* EXERCISE BRIEF: Only the lines from the one containing "Extract all readable text from this page." through the end of the records should be retyped, exactly and including both ends; pictures stay out.

* SUPPLIED ENTRIES:
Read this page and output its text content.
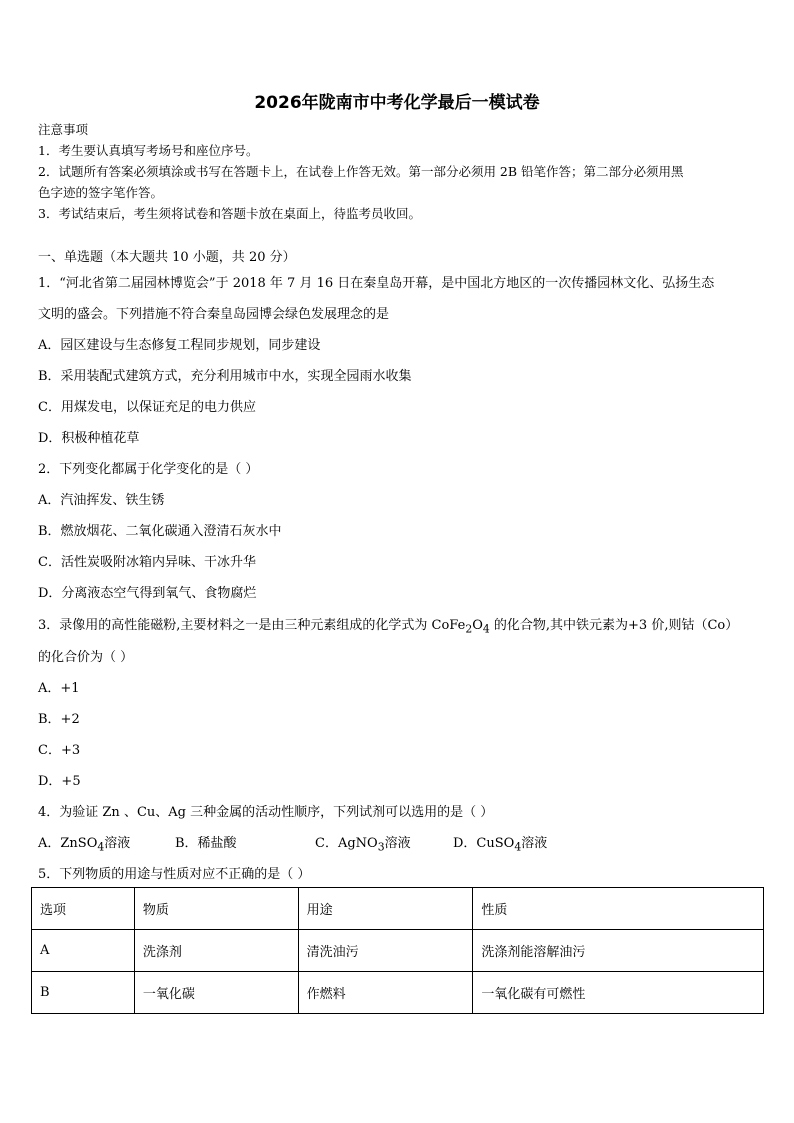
2026年陇南市中考化学最后一模试卷
注意事项
1．考生要认真填写考场号和座位序号。
2．试题所有答案必须填涂或书写在答题卡上，在试卷上作答无效。第一部分必须用 2B 铅笔作答；第二部分必须用黑
色字迹的签字笔作答。
3．考试结束后，考生须将试卷和答题卡放在桌面上，待监考员收回。
一、单选题（本大题共 10 小题，共 20 分）
1．“河北省第二届园林博览会”于 2018 年 7 月 16 日在秦皇岛开幕，是中国北方地区的一次传播园林文化、弘扬生态
文明的盛会。下列措施不符合秦皇岛园博会绿色发展理念的是
A．园区建设与生态修复工程同步规划，同步建设
B．采用装配式建筑方式，充分利用城市中水，实现全园雨水收集
C．用煤发电，以保证充足的电力供应
D．积极种植花草
2．下列变化都属于化学变化的是（ ）
A．汽油挥发、铁生锈
B．燃放烟花、二氧化碳通入澄清石灰水中
C．活性炭吸附冰箱内异味、干冰升华
D．分离液态空气得到氧气、食物腐烂
3．录像用的高性能磁粉,主要材料之一是由三种元素组成的化学式为 $CoFe_2O_4$ 的化合物,其中铁元素为+3 价,则钴（Co）
的化合价为（ ）
A．+1
B．+2
C．+3
D．+5
4．为验证 Zn 、Cu、Ag 三种金属的活动性顺序，下列试剂可以选用的是（ ）
A．ZnSO$_4$溶液	B．稀盐酸	C．AgNO$_3$溶液	D．CuSO$_4$溶液
5．下列物质的用途与性质对应不正确的是（ ）
选项	物质	用途	性质
A	洗涤剂	清洗油污	洗涤剂能溶解油污
B	一氧化碳	作燃料	一氧化碳有可燃性
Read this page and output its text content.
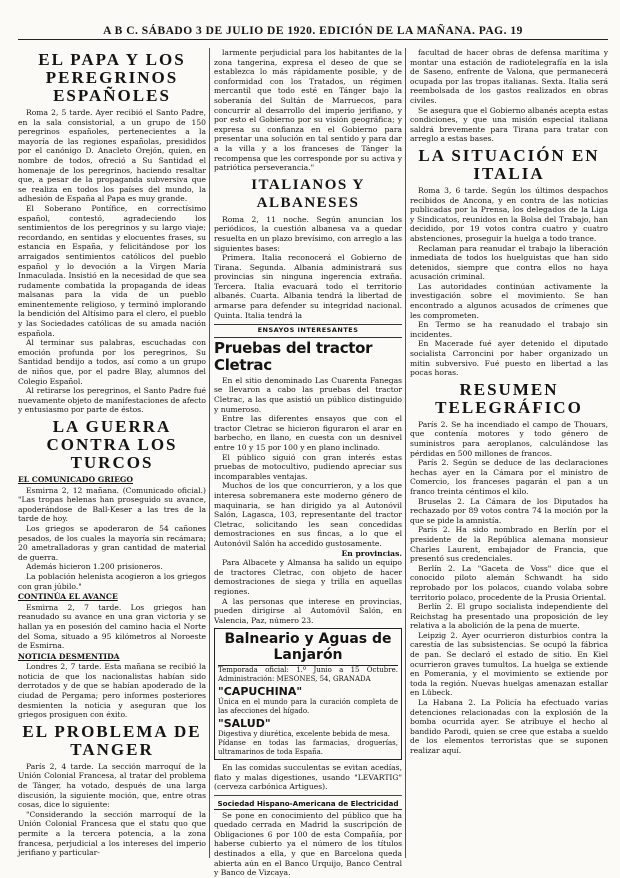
A B C. SÁBADO 3 DE JULIO DE 1920. EDICIÓN DE LA MAÑANA. PAG. 19
EL PAPA Y LOS PEREGRINOS ESPAÑOLES

Roma 2, 5 tarde. Ayer recibió el Santo Padre, en la sala consistorial, a un grupo de 150 peregrinos españoles, pertenecientes a la mayoría de las regiones españolas, presididos por el canónigo D. Anacleto Orejón, quien, en nombre de todos, ofreció a Su Santidad el homenaje de los peregrinos, haciendo resaltar que, a pesar de la propaganda subversiva que se realiza en todos los países del mundo, la adhesión de España al Papa es muy grande.

El Soberano Pontífice, en correctísimo español, contestó, agradeciendo los sentimientos de los peregrinos y su largo viaje; recordando, en sentidas y elocuentes frases, su estancia en España, y felicitándose por los arraigados sentimientos católicos del pueblo español y lo devoción a la Virgen María Inmaculada. Insistió en la necesidad de que sea rudamente combatida la propaganda de ideas malsanas para la vida de un pueblo eminentemente religioso, y terminó implorando la bendición del Altísimo para el clero, el pueblo y las Sociedades católicas de su amada nación española.

Al terminar sus palabras, escuchadas con emoción profunda por los peregrinos, Su Santidad bendijo a todos, así como a un grupo de niños que, por el padre Blay, alumnos del Colegio Español.

Al retirarse los peregrinos, el Santo Padre fué nuevamente objeto de manifestaciones de afecto y entusiasmo por parte de éstos.

LA GUERRA CONTRA LOS TURCOS
EL COMUNICADO GRIEGO

Esmirna 2, 12 mañana. (Comunicado oficial.) "Las tropas helenas han proseguido su avance, apoderándose de Ball-Keser a las tres de la tarde de hoy.

Los griegos se apoderaron de 54 cañones pesados, de los cuales la mayoría sin recámara; 20 ametralladoras y gran cantidad de material de guerra.

Además hicieron 1.200 prisioneros.

La población helenista acogieron a los griegos con gran júbilo."

CONTINÚA EL AVANCE

Esmirna 2, 7 tarde. Los griegos han reanudado su avance en una gran victoria y se hallan ya en posesión del camino hacia el Norte del Soma, situado a 95 kilómetros al Noroeste de Esmirna.

NOTICIA DESMENTIDA

Londres 2, 7 tarde. Esta mañana se recibió la noticia de que los nacionalistas habían sido derrotados y de que se habían apoderado de la ciudad de Pergama; pero informes posteriores desmienten la noticia y aseguran que los griegos prosiguen con éxito.

EL PROBLEMA DE TANGER

París 2, 4 tarde. La sección marroquí de la Unión Colonial Francesa, al tratar del problema de Tánger, ha votado, después de una larga discusión, la siguiente moción, que, entre otras cosas, dice lo siguiente:

"Considerando la sección marroquí de la Unión Colonial Francesa que el statu quo que permite a la tercera potencia, a la zona francesa, perjudicial a los intereses del imperio jerifiano y particular-

larmente perjudicial para los habitantes de la zona tangerina, expresa el deseo de que se establezca lo más rápidamente posible, y de conformidad con los Tratados, un régimen mercantil que todo esté en Tánger bajo la soberanía del Sultán de Marruecos, para concurrir al desarrollo del imperio jerifiano, y por esto el Gobierno por su visión geográfica; y expresa su confianza en el Gobierno para presentar una solución en tal sentido y para dar a la villa y a los franceses de Tánger la recompensa que les corresponde por su activa y patriótica perseverancia."

ITALIANOS Y ALBANESES

Roma 2, 11 noche. Según anuncian los periódicos, la cuestión albanesa va a quedar resuelta en un plazo brevísimo, con arreglo a las siguientes bases:

Primera. Italia reconocerá el Gobierno de Tirana. Segunda. Albania administrará sus provincias sin ninguna ingerencia extraña. Tercera. Italia evacuará todo el territorio albanés. Cuarta. Albania tendrá la libertad de armarse para defender su integridad nacional. Quinta. Italia tendrá la

ENSAYOS INTERESANTES
Pruebas del tractor Cletrac

En el sitio denominado Las Cuarenta Fanegas se llevaron a cabo las pruebas del tractor Cletrac, a las que asistió un público distinguido y numeroso.

Entre las diferentes ensayos que con el tractor Cletrac se hicieron figuraron el arar en barbecho, en llano, en cuesta con un desnivel entre 10 y 15 por 100 y en plano inclinado.

El público siguió con gran interés estas pruebas de motocultivo, pudiendo apreciar sus incomparables ventajas.

Muchos de los que concurrieron, y a los que interesa sobremanera este moderno género de maquinaria, se han dirigido ya al Autonóvil Salón, Lagasca, 103, representante del tractor Cletrac, solicitando les sean concedidas demostraciones en sus fincas, a lo que el Autonóvil Salón ha accedido gustosamente.

En provincias.

Para Albacete y Almansa ha salido un equipo de tractores Cletrac, con objeto de hacer demostraciones de siega y trilla en aquellas regiones.

A las personas que interese en provincias, pueden dirigirse al Automóvil Salón, en Valencia, Paz, número 23.

Balneario y Aguas de Lanjarón
Temporada oficial: 1.º Junio a 15 Octubre. Administración: MESONES, 54, GRANADA
"CAPUCHINA"
Única en el mundo para la curación completa de las afecciones del hígado.
"SALUD"
Digestiva y diurética, excelente bebida de mesa.
Pídanse en todas las farmacias, droguerías, ultramarinos de toda España.

En las comidas succulentas se evitan acedías, flato y malas digestiones, usando "LEVARTIG" (cerveza carbónica Artigues).

Sociedad Hispano-Americana de Electricidad

Se pone en conocimiento del público que ha quedado cerrada en Madrid la suscripción de Obligaciones 6 por 100 de esta Compañía, por haberse cubierto ya el número de los títulos destinados a ella, y que en Barcelona queda abierta aún en el Banco Urquijo, Banco Central y Banco de Vizcaya.

facultad de hacer obras de defensa marítima y montar una estación de radiotelegrafía en la isla de Saseno, enfrente de Valona, que permanecerá ocupada por las tropas italianas. Sexta. Italia será reembolsada de los gastos realizados en obras civiles.

Se asegura que el Gobierno albanés acepta estas condiciones, y que una misión especial italiana saldrá brevemente para Tirana para tratar con arreglo a estas bases.

LA SITUACIÓN EN ITALIA

Roma 3, 6 tarde. Según los últimos despachos recibidos de Ancona, y en contra de las noticias publicadas por la Prensa, los delegados de la Liga y Sindicatos, reunidos en la Bolsa del Trabajo, han decidido, por 19 votos contra cuatro y cuatro abstenciones, proseguir la huelga a todo trance.

Reclaman para reanudar el trabajo la liberación inmediata de todos los huelguistas que han sido detenidos, siempre que contra ellos no haya acusación criminal.

Las autoridades continúan activamente la investigación sobre el movimiento. Se han encontrado a algunos acusados de crímenes que les comprometen.

En Termo se ha reanudado el trabajo sin incidentes.

En Macerade fué ayer detenido el diputado socialista Carroncini por haber organizado un mitin subversivo. Fué puesto en libertad a las pocas horas.

RESUMEN TELEGRÁFICO

París 2. Se ha incendiado el campo de Thouars, que contenía motores y todo género de suministros para aeroplanos, calculándose las pérdidas en 500 millones de francos.

París 2. Según se deduce de las declaraciones hechas ayer en la Cámara por el ministro de Comercio, los franceses pagarán el pan a un franco treinta céntimos el kilo.

Bruselas 2. La Cámara de los Diputados ha rechazado por 89 votos contra 74 la moción por la que se pide la amnistía.

París 2. Ha sido nombrado en Berlín por el presidente de la República alemana monsieur Charles Laurent, embajador de Francia, que presentó sus credenciales.

Berlín 2. La "Gaceta de Voss" dice que el conocido piloto alemán Schwandt ha sido reprobado por los polacos, cuando volaba sobre territorio polaco, procedente de la Prusia Oriental.

Berlín 2. El grupo socialista independiente del Reichstag ha presentado una proposición de ley relativa a la abolición de la pena de muerte.

Leipzig 2. Ayer ocurrieron disturbios contra la carestía de las subsistencias. Se ocupó la fábrica de pan. Se declaró el estado de sitio. En Kiel ocurrieron graves tumultos. La huelga se extiende en Pomerania, y el movimiento se extiende por toda la región. Nuevas huelgas amenazan estallar en Lübeck.

La Habana 2. La Policía ha efectuado varias detenciones relacionadas con la explosión de la bomba ocurrida ayer. Se atribuye el hecho al bandido Parodi, quien se cree que estaba a sueldo de los elementos terroristas que se suponen realizar aquí.
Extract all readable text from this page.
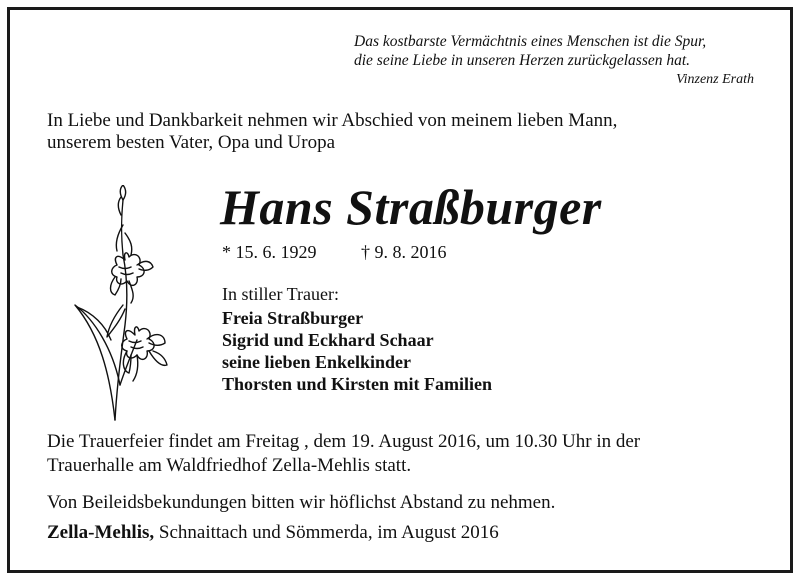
Das kostbarste Vermächtnis eines Menschen ist die Spur,
die seine Liebe in unseren Herzen zurückgelassen hat.
Vinzenz Erath
In Liebe und Dankbarkeit nehmen wir Abschied von meinem lieben Mann,
unserem besten Vater, Opa und Uropa
Hans Straßburger
* 15. 6. 1929 † 9. 8. 2016
In stiller Trauer:
Freia Straßburger
Sigrid und Eckhard Schaar
seine lieben Enkelkinder
Thorsten und Kirsten mit Familien
Die Trauerfeier findet am Freitag , dem 19. August 2016, um 10.30 Uhr in der
Trauerhalle am Waldfriedhof Zella-Mehlis statt.
Von Beileidsbekundungen bitten wir höflichst Abstand zu nehmen.
Zella-Mehlis, Schnaittach und Sömmerda, im August 2016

* CORRECT RESULT:
Extract all readable text from this page.
Das kostbarste Vermächtnis eines Menschen ist die Spur,
die seine Liebe in unseren Herzen zurückgelassen hat.
Vinzenz Erath
In Liebe und Dankbarkeit nehmen wir Abschied von meinem lieben Mann,
unserem besten Vater, Opa und Uropa
Hans Straßburger
* 15. 6. 1929 † 9. 8. 2016
In stiller Trauer:
Freia Straßburger
Sigrid und Eckhard Schaar
seine lieben Enkelkinder
Thorsten und Kirsten mit Familien
Die Trauerfeier findet am Freitag , dem 19. August 2016, um 10.30 Uhr in der
Trauerhalle am Waldfriedhof Zella-Mehlis statt.
Von Beileidsbekundungen bitten wir höflichst Abstand zu nehmen.
Zella-Mehlis, Schnaittach und Sömmerda, im August 2016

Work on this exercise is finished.